[What is needed]: Output every line of the material exactly, omitting images.

[Data entries]:
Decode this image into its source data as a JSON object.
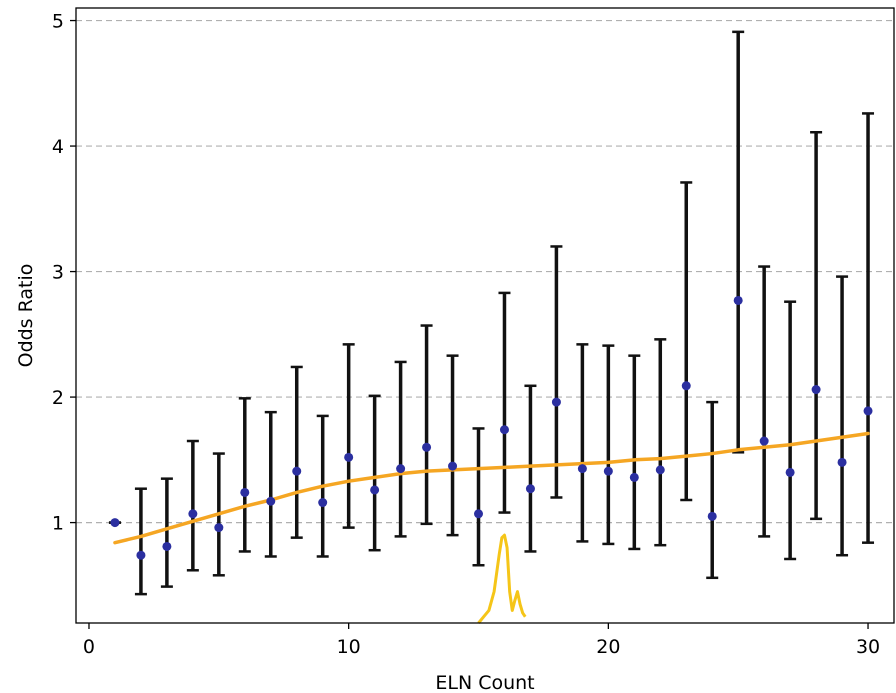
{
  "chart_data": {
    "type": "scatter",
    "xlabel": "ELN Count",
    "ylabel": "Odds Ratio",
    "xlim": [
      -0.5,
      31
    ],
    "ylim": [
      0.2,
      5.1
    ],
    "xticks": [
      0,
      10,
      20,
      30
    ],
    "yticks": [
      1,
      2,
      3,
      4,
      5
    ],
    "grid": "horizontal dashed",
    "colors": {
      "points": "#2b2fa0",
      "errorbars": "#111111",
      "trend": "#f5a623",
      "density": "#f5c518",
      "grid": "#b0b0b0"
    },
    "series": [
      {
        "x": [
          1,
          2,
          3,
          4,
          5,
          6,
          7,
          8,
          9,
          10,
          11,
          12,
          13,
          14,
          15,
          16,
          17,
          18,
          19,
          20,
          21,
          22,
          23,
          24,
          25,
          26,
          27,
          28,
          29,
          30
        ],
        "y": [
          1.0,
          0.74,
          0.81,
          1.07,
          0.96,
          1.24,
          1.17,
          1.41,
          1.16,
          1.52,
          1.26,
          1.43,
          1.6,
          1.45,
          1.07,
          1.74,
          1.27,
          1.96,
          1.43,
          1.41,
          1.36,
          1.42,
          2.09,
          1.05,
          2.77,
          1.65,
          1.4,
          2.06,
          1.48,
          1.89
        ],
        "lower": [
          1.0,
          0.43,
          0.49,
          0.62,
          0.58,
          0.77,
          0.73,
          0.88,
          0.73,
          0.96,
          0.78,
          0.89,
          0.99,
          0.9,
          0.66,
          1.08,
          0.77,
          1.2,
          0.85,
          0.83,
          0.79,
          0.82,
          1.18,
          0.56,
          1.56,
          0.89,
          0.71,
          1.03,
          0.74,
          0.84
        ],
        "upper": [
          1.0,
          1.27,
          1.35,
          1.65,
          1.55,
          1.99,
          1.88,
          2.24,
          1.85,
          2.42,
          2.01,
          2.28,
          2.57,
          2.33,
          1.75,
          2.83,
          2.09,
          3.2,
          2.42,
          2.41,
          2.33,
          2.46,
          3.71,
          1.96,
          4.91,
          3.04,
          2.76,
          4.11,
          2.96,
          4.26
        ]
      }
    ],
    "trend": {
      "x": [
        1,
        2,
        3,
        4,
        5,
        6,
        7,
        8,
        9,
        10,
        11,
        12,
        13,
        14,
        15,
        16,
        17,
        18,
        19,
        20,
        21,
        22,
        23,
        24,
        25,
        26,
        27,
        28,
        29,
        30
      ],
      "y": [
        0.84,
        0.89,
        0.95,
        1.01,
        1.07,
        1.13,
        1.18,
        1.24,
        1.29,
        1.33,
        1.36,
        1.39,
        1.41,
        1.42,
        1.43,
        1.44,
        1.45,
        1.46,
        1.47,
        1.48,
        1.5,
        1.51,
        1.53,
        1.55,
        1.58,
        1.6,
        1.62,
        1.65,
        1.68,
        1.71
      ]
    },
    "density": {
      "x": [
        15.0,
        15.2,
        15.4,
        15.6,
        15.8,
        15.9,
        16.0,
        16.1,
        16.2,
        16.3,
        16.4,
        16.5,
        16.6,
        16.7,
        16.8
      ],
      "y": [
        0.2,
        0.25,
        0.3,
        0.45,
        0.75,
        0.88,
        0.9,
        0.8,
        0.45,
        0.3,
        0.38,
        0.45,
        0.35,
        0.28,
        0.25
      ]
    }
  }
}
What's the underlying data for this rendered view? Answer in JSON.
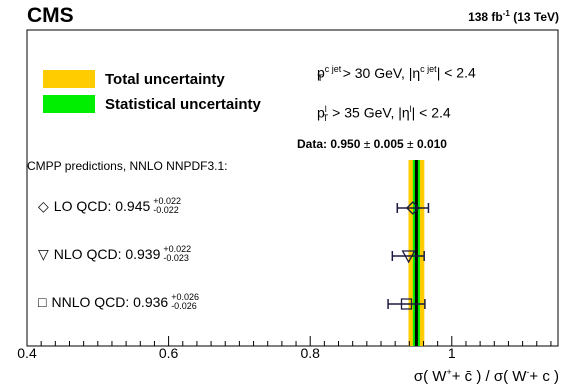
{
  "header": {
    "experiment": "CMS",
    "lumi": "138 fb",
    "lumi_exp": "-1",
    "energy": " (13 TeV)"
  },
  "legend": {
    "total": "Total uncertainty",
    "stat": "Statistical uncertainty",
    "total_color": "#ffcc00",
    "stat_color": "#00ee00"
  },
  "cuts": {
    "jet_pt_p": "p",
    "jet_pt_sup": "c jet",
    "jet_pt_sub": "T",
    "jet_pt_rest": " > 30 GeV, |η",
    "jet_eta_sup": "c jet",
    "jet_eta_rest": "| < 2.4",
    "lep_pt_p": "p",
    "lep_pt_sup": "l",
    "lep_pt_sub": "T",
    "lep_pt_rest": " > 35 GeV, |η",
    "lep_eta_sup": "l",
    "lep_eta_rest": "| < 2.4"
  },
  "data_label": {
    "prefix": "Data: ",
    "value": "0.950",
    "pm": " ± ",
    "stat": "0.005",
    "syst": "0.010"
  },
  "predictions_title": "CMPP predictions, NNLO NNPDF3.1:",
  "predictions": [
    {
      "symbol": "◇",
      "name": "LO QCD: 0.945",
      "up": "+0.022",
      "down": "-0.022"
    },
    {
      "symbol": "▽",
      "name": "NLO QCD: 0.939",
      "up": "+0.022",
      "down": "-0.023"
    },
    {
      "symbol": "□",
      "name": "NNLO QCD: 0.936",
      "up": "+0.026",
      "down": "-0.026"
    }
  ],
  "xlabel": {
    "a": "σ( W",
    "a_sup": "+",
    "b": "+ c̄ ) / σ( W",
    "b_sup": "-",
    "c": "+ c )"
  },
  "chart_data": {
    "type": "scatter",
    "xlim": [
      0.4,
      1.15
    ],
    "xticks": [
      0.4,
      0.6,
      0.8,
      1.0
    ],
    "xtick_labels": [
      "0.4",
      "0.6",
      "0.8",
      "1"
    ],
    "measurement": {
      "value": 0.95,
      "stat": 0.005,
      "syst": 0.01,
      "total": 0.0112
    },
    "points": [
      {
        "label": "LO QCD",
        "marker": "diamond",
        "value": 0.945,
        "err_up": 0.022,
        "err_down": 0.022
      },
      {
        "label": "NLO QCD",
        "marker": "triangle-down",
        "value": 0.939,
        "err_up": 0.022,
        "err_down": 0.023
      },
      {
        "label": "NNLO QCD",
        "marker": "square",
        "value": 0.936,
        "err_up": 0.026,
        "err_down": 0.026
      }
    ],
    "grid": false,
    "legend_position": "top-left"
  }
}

[Solution]:
Decode this image into its source data as a JSON object.
{
  "chart_data": {
    "type": "scatter",
    "xlabel": "ELN Count",
    "ylabel": "Odds Ratio",
    "xlim": [
      -0.5,
      31
    ],
    "ylim": [
      0.2,
      5.1
    ],
    "xticks": [
      0,
      10,
      20,
      30
    ],
    "yticks": [
      1,
      2,
      3,
      4,
      5
    ],
    "grid": "horizontal dashed",
    "colors": {
      "points": "#2b2fa0",
      "errorbars": "#111111",
      "trend": "#f5a623",
      "density": "#f5c518",
      "grid": "#b0b0b0"
    },
    "series": [
      {
        "x": [
          1,
          2,
          3,
          4,
          5,
          6,
          7,
          8,
          9,
          10,
          11,
          12,
          13,
          14,
          15,
          16,
          17,
          18,
          19,
          20,
          21,
          22,
          23,
          24,
          25,
          26,
          27,
          28,
          29,
          30
        ],
        "y": [
          1.0,
          0.74,
          0.81,
          1.07,
          0.96,
          1.24,
          1.17,
          1.41,
          1.16,
          1.52,
          1.26,
          1.43,
          1.6,
          1.45,
          1.07,
          1.74,
          1.27,
          1.96,
          1.43,
          1.41,
          1.36,
          1.42,
          2.09,
          1.05,
          2.77,
          1.65,
          1.4,
          2.06,
          1.48,
          1.89
        ],
        "lower": [
          1.0,
          0.43,
          0.49,
          0.62,
          0.58,
          0.77,
          0.73,
          0.88,
          0.73,
          0.96,
          0.78,
          0.89,
          0.99,
          0.9,
          0.66,
          1.08,
          0.77,
          1.2,
          0.85,
          0.83,
          0.79,
          0.82,
          1.18,
          0.56,
          1.56,
          0.89,
          0.71,
          1.03,
          0.74,
          0.84
        ],
        "upper": [
          1.0,
          1.27,
          1.35,
          1.65,
          1.55,
          1.99,
          1.88,
          2.24,
          1.85,
          2.42,
          2.01,
          2.28,
          2.57,
          2.33,
          1.75,
          2.83,
          2.09,
          3.2,
          2.42,
          2.41,
          2.33,
          2.46,
          3.71,
          1.96,
          4.91,
          3.04,
          2.76,
          4.11,
          2.96,
          4.26
        ]
      }
    ],
    "trend": {
      "x": [
        1,
        2,
        3,
        4,
        5,
        6,
        7,
        8,
        9,
        10,
        11,
        12,
        13,
        14,
        15,
        16,
        17,
        18,
        19,
        20,
        21,
        22,
        23,
        24,
        25,
        26,
        27,
        28,
        29,
        30
      ],
      "y": [
        0.84,
        0.89,
        0.95,
        1.01,
        1.07,
        1.13,
        1.18,
        1.24,
        1.29,
        1.33,
        1.36,
        1.39,
        1.41,
        1.42,
        1.43,
        1.44,
        1.45,
        1.46,
        1.47,
        1.48,
        1.5,
        1.51,
        1.53,
        1.55,
        1.58,
        1.6,
        1.62,
        1.65,
        1.68,
        1.71
      ]
    },
    "density": {
      "x": [
        15.0,
        15.2,
        15.4,
        15.6,
        15.8,
        15.9,
        16.0,
        16.1,
        16.2,
        16.3,
        16.4,
        16.5,
        16.6,
        16.7,
        16.8
      ],
      "y": [
        0.2,
        0.25,
        0.3,
        0.45,
        0.75,
        0.88,
        0.9,
        0.8,
        0.45,
        0.3,
        0.38,
        0.45,
        0.35,
        0.28,
        0.25
      ]
    }
  }
}
What's the underlying data for this rendered view? Answer in JSON.
{
  "header": {
    "experiment": "CMS",
    "lumi": "138 fb",
    "lumi_exp": "-1",
    "energy": " (13 TeV)"
  },
  "legend": {
    "total": "Total uncertainty",
    "stat": "Statistical uncertainty",
    "total_color": "#ffcc00",
    "stat_color": "#00ee00"
  },
  "cuts": {
    "jet_pt_p": "p",
    "jet_pt_sup": "c jet",
    "jet_pt_sub": "T",
    "jet_pt_rest": " > 30 GeV, |η",
    "jet_eta_sup": "c jet",
    "jet_eta_rest": "| < 2.4",
    "lep_pt_p": "p",
    "lep_pt_sup": "l",
    "lep_pt_sub": "T",
    "lep_pt_rest": " > 35 GeV, |η",
    "lep_eta_sup": "l",
    "lep_eta_rest": "| < 2.4"
  },
  "data_label": {
    "prefix": "Data: ",
    "value": "0.950",
    "pm": " ± ",
    "stat": "0.005",
    "syst": "0.010"
  },
  "predictions_title": "CMPP predictions, NNLO NNPDF3.1:",
  "predictions": [
    {
      "symbol": "◇",
      "name": "LO QCD: 0.945",
      "up": "+0.022",
      "down": "-0.022"
    },
    {
      "symbol": "▽",
      "name": "NLO QCD: 0.939",
      "up": "+0.022",
      "down": "-0.023"
    },
    {
      "symbol": "□",
      "name": "NNLO QCD: 0.936",
      "up": "+0.026",
      "down": "-0.026"
    }
  ],
  "xlabel": {
    "a": "σ( W",
    "a_sup": "+",
    "b": "+ c̄ ) / σ( W",
    "b_sup": "-",
    "c": "+ c )"
  },
  "chart_data": {
    "type": "scatter",
    "xlim": [
      0.4,
      1.15
    ],
    "xticks": [
      0.4,
      0.6,
      0.8,
      1.0
    ],
    "xtick_labels": [
      "0.4",
      "0.6",
      "0.8",
      "1"
    ],
    "measurement": {
      "value": 0.95,
      "stat": 0.005,
      "syst": 0.01,
      "total": 0.0112
    },
    "points": [
      {
        "label": "LO QCD",
        "marker": "diamond",
        "value": 0.945,
        "err_up": 0.022,
        "err_down": 0.022
      },
      {
        "label": "NLO QCD",
        "marker": "triangle-down",
        "value": 0.939,
        "err_up": 0.022,
        "err_down": 0.023
      },
      {
        "label": "NNLO QCD",
        "marker": "square",
        "value": 0.936,
        "err_up": 0.026,
        "err_down": 0.026
      }
    ],
    "grid": false,
    "legend_position": "top-left"
  }
}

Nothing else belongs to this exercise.